EXERCISE BRIEF: In the copy, keep every record exact and leave out all images.

Collection entries:
※

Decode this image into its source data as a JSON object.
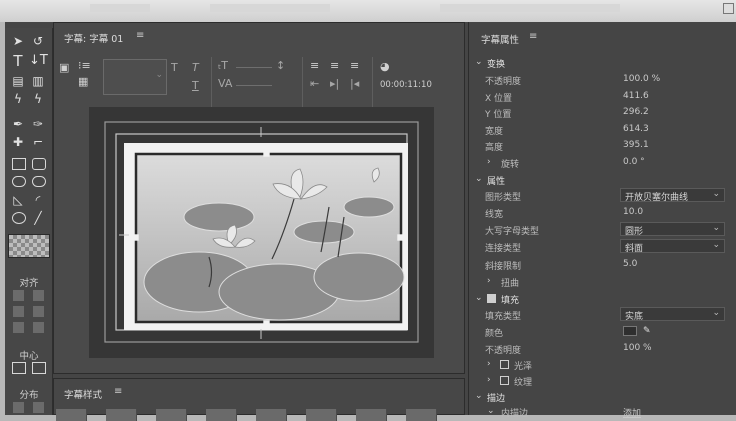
{
  "editor": {
    "title": "字幕: 字幕 01",
    "timecode": "00:00:11:10"
  },
  "tools": {
    "align_label": "对齐",
    "center_label": "中心",
    "distribute_label": "分布"
  },
  "style_panel": {
    "title": "字幕样式"
  },
  "properties": {
    "title": "字幕属性",
    "transform": {
      "label": "变换",
      "opacity_label": "不透明度",
      "opacity_value": "100.0 %",
      "x_label": "X 位置",
      "x_value": "411.6",
      "y_label": "Y 位置",
      "y_value": "296.2",
      "width_label": "宽度",
      "width_value": "614.3",
      "height_label": "高度",
      "height_value": "395.1",
      "rotation_label": "旋转",
      "rotation_value": "0.0 °"
    },
    "attributes": {
      "label": "属性",
      "graphic_type_label": "图形类型",
      "graphic_type_value": "开放贝塞尔曲线",
      "line_width_label": "线宽",
      "line_width_value": "10.0",
      "cap_type_label": "大写字母类型",
      "cap_type_value": "圆形",
      "join_type_label": "连接类型",
      "join_type_value": "斜面",
      "miter_limit_label": "斜接限制",
      "miter_limit_value": "5.0",
      "distort_label": "扭曲"
    },
    "fill": {
      "label": "填充",
      "fill_type_label": "填充类型",
      "fill_type_value": "实底",
      "color_label": "颜色",
      "color_value": "#2f2f2f",
      "opacity_label": "不透明度",
      "opacity_value": "100 %",
      "sheen_label": "光泽",
      "texture_label": "纹理"
    },
    "stroke": {
      "label": "描边",
      "inner_label": "内描边",
      "inner_action": "添加"
    }
  }
}
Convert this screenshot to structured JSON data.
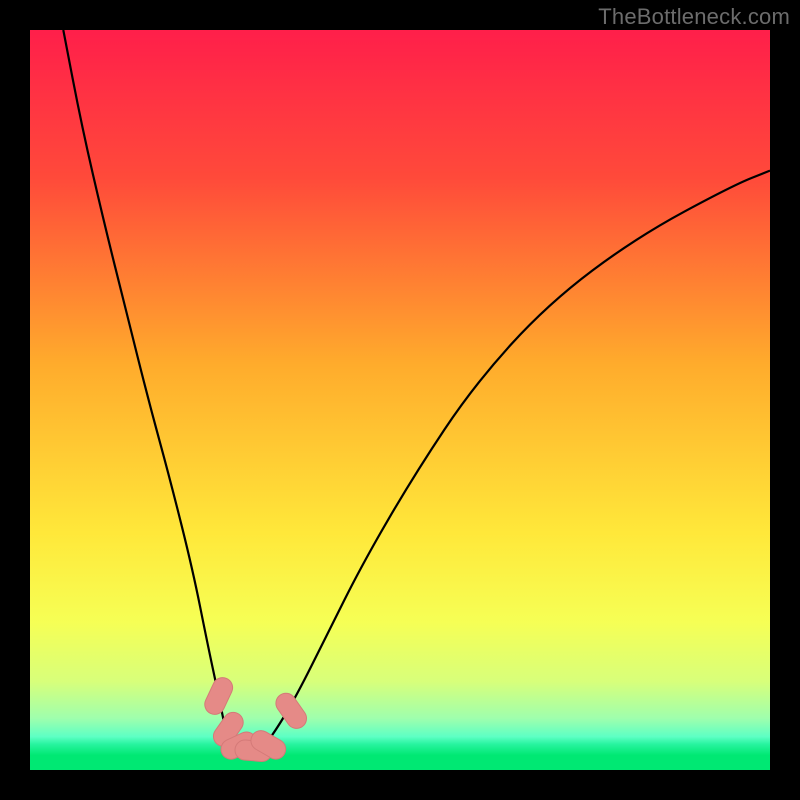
{
  "attribution": "TheBottleneck.com",
  "chart_data": {
    "type": "line",
    "title": "",
    "xlabel": "",
    "ylabel": "",
    "xlim": [
      0,
      100
    ],
    "ylim": [
      0,
      100
    ],
    "grid": false,
    "legend": false,
    "background_gradient": {
      "stops": [
        {
          "offset": 0,
          "color": "#ff1f4a"
        },
        {
          "offset": 0.2,
          "color": "#ff4a3a"
        },
        {
          "offset": 0.45,
          "color": "#ffab2c"
        },
        {
          "offset": 0.68,
          "color": "#ffe83a"
        },
        {
          "offset": 0.8,
          "color": "#f6ff55"
        },
        {
          "offset": 0.88,
          "color": "#d8ff7a"
        },
        {
          "offset": 0.93,
          "color": "#9fffad"
        },
        {
          "offset": 0.955,
          "color": "#5dffc4"
        },
        {
          "offset": 0.965,
          "color": "#28f4a0"
        },
        {
          "offset": 0.98,
          "color": "#00e873"
        },
        {
          "offset": 1.0,
          "color": "#00e873"
        }
      ]
    },
    "series": [
      {
        "name": "bottleneck-curve",
        "color": "#000000",
        "x": [
          4.5,
          7,
          10,
          13,
          16,
          19,
          22,
          24,
          25.5,
          26.5,
          27.5,
          29,
          31,
          33,
          36,
          40,
          45,
          52,
          60,
          70,
          82,
          95,
          100
        ],
        "y": [
          100,
          87,
          74,
          62,
          50,
          39,
          27,
          17,
          10,
          5,
          2.5,
          2.5,
          2.5,
          5,
          10,
          18,
          28,
          40,
          52,
          63,
          72,
          79,
          81
        ]
      }
    ],
    "markers": {
      "name": "highlight-markers",
      "shape": "capsule",
      "fill": "#e58a87",
      "stroke": "#d47a78",
      "points": [
        {
          "cx": 25.5,
          "cy": 10,
          "angle": -65,
          "len": 5.2
        },
        {
          "cx": 26.8,
          "cy": 5.5,
          "angle": -55,
          "len": 5.0
        },
        {
          "cx": 28.2,
          "cy": 3.3,
          "angle": -25,
          "len": 5.0
        },
        {
          "cx": 30.2,
          "cy": 2.6,
          "angle": 5,
          "len": 5.0
        },
        {
          "cx": 32.2,
          "cy": 3.4,
          "angle": 30,
          "len": 5.0
        },
        {
          "cx": 35.3,
          "cy": 8.0,
          "angle": 55,
          "len": 5.2
        }
      ]
    }
  }
}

※

COMPLETE ANSWER:
Decode this image into its source data as a JSON object.
{
  "editor": {
    "title": "字幕: 字幕 01",
    "timecode": "00:00:11:10"
  },
  "tools": {
    "align_label": "对齐",
    "center_label": "中心",
    "distribute_label": "分布"
  },
  "style_panel": {
    "title": "字幕样式"
  },
  "properties": {
    "title": "字幕属性",
    "transform": {
      "label": "变换",
      "opacity_label": "不透明度",
      "opacity_value": "100.0 %",
      "x_label": "X 位置",
      "x_value": "411.6",
      "y_label": "Y 位置",
      "y_value": "296.2",
      "width_label": "宽度",
      "width_value": "614.3",
      "height_label": "高度",
      "height_value": "395.1",
      "rotation_label": "旋转",
      "rotation_value": "0.0 °"
    },
    "attributes": {
      "label": "属性",
      "graphic_type_label": "图形类型",
      "graphic_type_value": "开放贝塞尔曲线",
      "line_width_label": "线宽",
      "line_width_value": "10.0",
      "cap_type_label": "大写字母类型",
      "cap_type_value": "圆形",
      "join_type_label": "连接类型",
      "join_type_value": "斜面",
      "miter_limit_label": "斜接限制",
      "miter_limit_value": "5.0",
      "distort_label": "扭曲"
    },
    "fill": {
      "label": "填充",
      "fill_type_label": "填充类型",
      "fill_type_value": "实底",
      "color_label": "颜色",
      "color_value": "#2f2f2f",
      "opacity_label": "不透明度",
      "opacity_value": "100 %",
      "sheen_label": "光泽",
      "texture_label": "纹理"
    },
    "stroke": {
      "label": "描边",
      "inner_label": "内描边",
      "inner_action": "添加"
    }
  }
}
Convert this screenshot to structured JSON data.
{
  "attribution": "TheBottleneck.com",
  "chart_data": {
    "type": "line",
    "title": "",
    "xlabel": "",
    "ylabel": "",
    "xlim": [
      0,
      100
    ],
    "ylim": [
      0,
      100
    ],
    "grid": false,
    "legend": false,
    "background_gradient": {
      "stops": [
        {
          "offset": 0,
          "color": "#ff1f4a"
        },
        {
          "offset": 0.2,
          "color": "#ff4a3a"
        },
        {
          "offset": 0.45,
          "color": "#ffab2c"
        },
        {
          "offset": 0.68,
          "color": "#ffe83a"
        },
        {
          "offset": 0.8,
          "color": "#f6ff55"
        },
        {
          "offset": 0.88,
          "color": "#d8ff7a"
        },
        {
          "offset": 0.93,
          "color": "#9fffad"
        },
        {
          "offset": 0.955,
          "color": "#5dffc4"
        },
        {
          "offset": 0.965,
          "color": "#28f4a0"
        },
        {
          "offset": 0.98,
          "color": "#00e873"
        },
        {
          "offset": 1.0,
          "color": "#00e873"
        }
      ]
    },
    "series": [
      {
        "name": "bottleneck-curve",
        "color": "#000000",
        "x": [
          4.5,
          7,
          10,
          13,
          16,
          19,
          22,
          24,
          25.5,
          26.5,
          27.5,
          29,
          31,
          33,
          36,
          40,
          45,
          52,
          60,
          70,
          82,
          95,
          100
        ],
        "y": [
          100,
          87,
          74,
          62,
          50,
          39,
          27,
          17,
          10,
          5,
          2.5,
          2.5,
          2.5,
          5,
          10,
          18,
          28,
          40,
          52,
          63,
          72,
          79,
          81
        ]
      }
    ],
    "markers": {
      "name": "highlight-markers",
      "shape": "capsule",
      "fill": "#e58a87",
      "stroke": "#d47a78",
      "points": [
        {
          "cx": 25.5,
          "cy": 10,
          "angle": -65,
          "len": 5.2
        },
        {
          "cx": 26.8,
          "cy": 5.5,
          "angle": -55,
          "len": 5.0
        },
        {
          "cx": 28.2,
          "cy": 3.3,
          "angle": -25,
          "len": 5.0
        },
        {
          "cx": 30.2,
          "cy": 2.6,
          "angle": 5,
          "len": 5.0
        },
        {
          "cx": 32.2,
          "cy": 3.4,
          "angle": 30,
          "len": 5.0
        },
        {
          "cx": 35.3,
          "cy": 8.0,
          "angle": 55,
          "len": 5.2
        }
      ]
    }
  }
}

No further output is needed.